(Figure dataset records)
┌──

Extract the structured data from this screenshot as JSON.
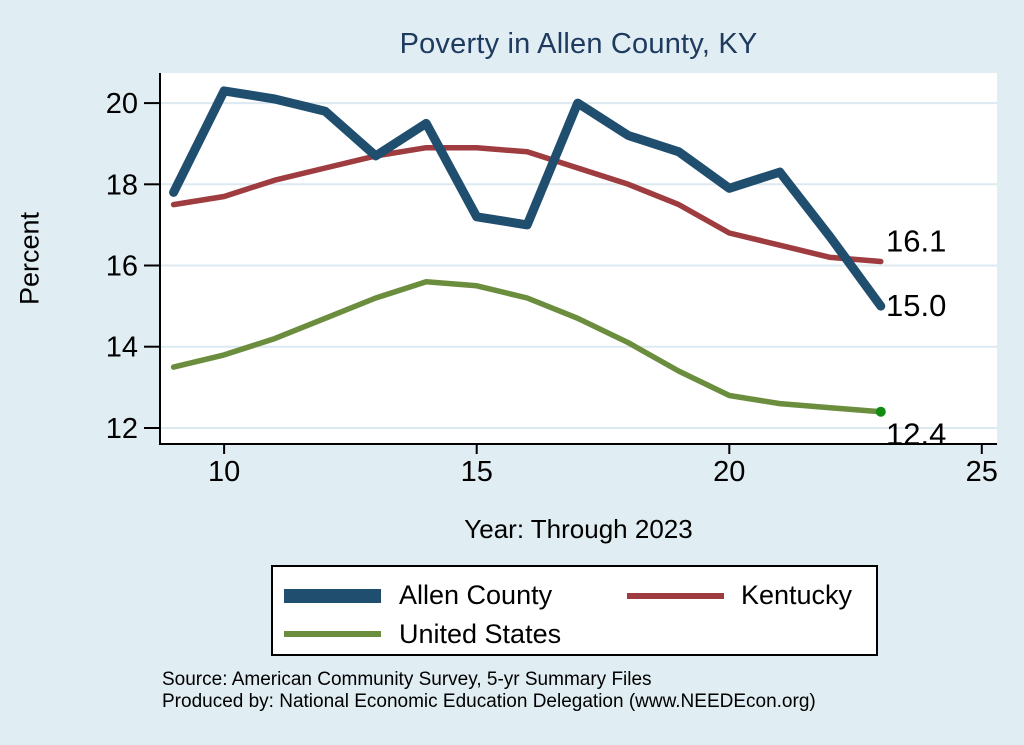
{
  "chart_data": {
    "type": "line",
    "title": "Poverty in Allen County, KY",
    "xlabel": "Year: Through 2023",
    "ylabel": "Percent",
    "x": [
      9,
      10,
      11,
      12,
      13,
      14,
      15,
      16,
      17,
      18,
      19,
      20,
      21,
      22,
      23
    ],
    "x_ticks": [
      10,
      15,
      20,
      25
    ],
    "y_ticks": [
      12,
      14,
      16,
      18,
      20
    ],
    "xlim": [
      8.75,
      25.3
    ],
    "ylim": [
      11.63,
      20.74
    ],
    "grid": true,
    "legend_position": "bottom",
    "series": [
      {
        "name": "Allen County",
        "color": "#1f4e6f",
        "line_width": 9,
        "values": [
          17.8,
          20.3,
          20.1,
          19.8,
          18.7,
          19.5,
          17.2,
          17.0,
          20.0,
          19.2,
          18.8,
          17.9,
          18.3,
          16.7,
          15.0
        ],
        "end_label": "15.0"
      },
      {
        "name": "Kentucky",
        "color": "#9e3c3f",
        "line_width": 5.5,
        "values": [
          17.5,
          17.7,
          18.1,
          18.4,
          18.7,
          18.9,
          18.9,
          18.8,
          18.4,
          18.0,
          17.5,
          16.8,
          16.5,
          16.2,
          16.1
        ],
        "end_label": "16.1"
      },
      {
        "name": "United States",
        "color": "#6b8e3e",
        "line_width": 5.5,
        "values": [
          13.5,
          13.8,
          14.2,
          14.7,
          15.2,
          15.6,
          15.5,
          15.2,
          14.7,
          14.1,
          13.4,
          12.8,
          12.6,
          12.5,
          12.4
        ],
        "end_label": "12.4",
        "end_marker_color": "#128c12"
      }
    ],
    "colors": {
      "background": "#e0edf2",
      "plot_background": "#ffffff",
      "grid": "#dce9f0",
      "axis": "#000000",
      "title": "#1e3a5f"
    }
  },
  "footer": {
    "source_line": "Source: American Community Survey, 5-yr Summary Files",
    "produced_line": "Produced by: National Economic Education Delegation (www.NEEDEcon.org)"
  }
}
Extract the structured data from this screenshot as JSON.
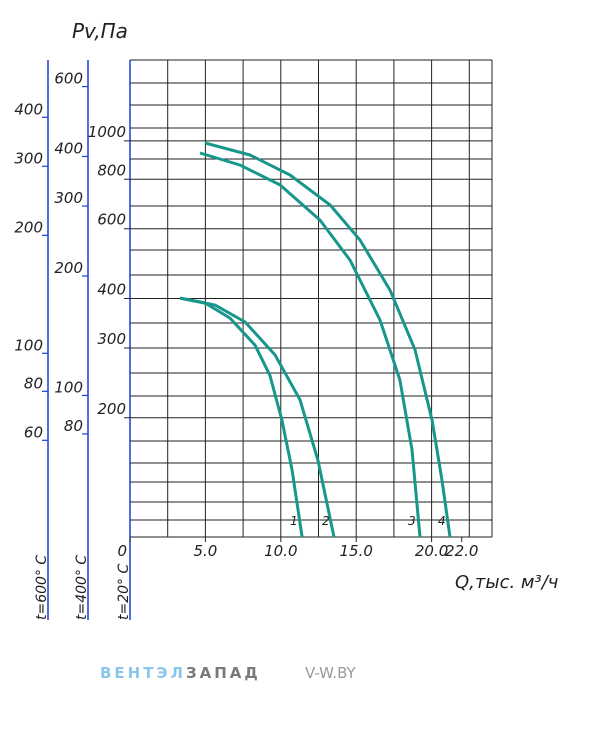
{
  "chart_data": {
    "type": "line",
    "ylabel": "Pv,Па",
    "xlabel": "Q,тыс. м³/ч",
    "ylog": true,
    "xlim": [
      0,
      24
    ],
    "ylim": [
      100,
      1600
    ],
    "xticks": [
      0,
      {
        "value": 5,
        "label": "5.0"
      },
      {
        "value": 10,
        "label": "10.0"
      },
      {
        "value": 15,
        "label": "15.0"
      },
      {
        "value": 20,
        "label": "20.0"
      },
      {
        "value": 22,
        "label": "22.0"
      }
    ],
    "yticks": [
      200,
      300,
      400,
      600,
      800,
      1000
    ],
    "axis_label": "t=20° C",
    "extra_axes": [
      {
        "label": "t=600° C",
        "ylim": [
          34,
          560
        ],
        "yticks": [
          60,
          80,
          100,
          200,
          300,
          400
        ]
      },
      {
        "label": "t=400° C",
        "ylim": [
          44,
          700
        ],
        "yticks": [
          80,
          100,
          200,
          300,
          400,
          600
        ]
      }
    ],
    "series": [
      {
        "name": "1",
        "color": "#17968c",
        "x": [
          3.32,
          4.97,
          6.63,
          8.29,
          9.28,
          10.08,
          10.74,
          11.41
        ],
        "values": [
          401,
          390,
          357,
          305,
          256,
          197,
          148,
          100
        ]
      },
      {
        "name": "2",
        "color": "#17968c",
        "x": [
          3.32,
          5.64,
          7.63,
          9.62,
          11.27,
          12.47,
          13.53
        ],
        "values": [
          401,
          385,
          349,
          288,
          222,
          156,
          100
        ]
      },
      {
        "name": "3",
        "color": "#17968c",
        "x": [
          4.64,
          7.29,
          9.95,
          12.6,
          14.59,
          16.58,
          17.9,
          18.7,
          19.23
        ],
        "values": [
          932,
          869,
          774,
          631,
          500,
          353,
          249,
          166,
          100
        ]
      },
      {
        "name": "4",
        "color": "#17968c",
        "x": [
          4.97,
          7.96,
          10.61,
          13.26,
          15.25,
          17.24,
          18.9,
          20.03,
          20.69,
          21.22
        ],
        "values": [
          988,
          921,
          820,
          689,
          562,
          420,
          297,
          197,
          139,
          100
        ]
      }
    ]
  },
  "footer": {
    "brand_part1": "ВЕНТЭЛ",
    "brand_part2": "ЗАПАД",
    "site": "V-W.BY"
  }
}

└──

• _What the task asks_:
Find every line above that contains the word "County", and return each one.

• _Exercise solution_:
    "title": "Poverty in Allen County, KY",
        "name": "Allen County",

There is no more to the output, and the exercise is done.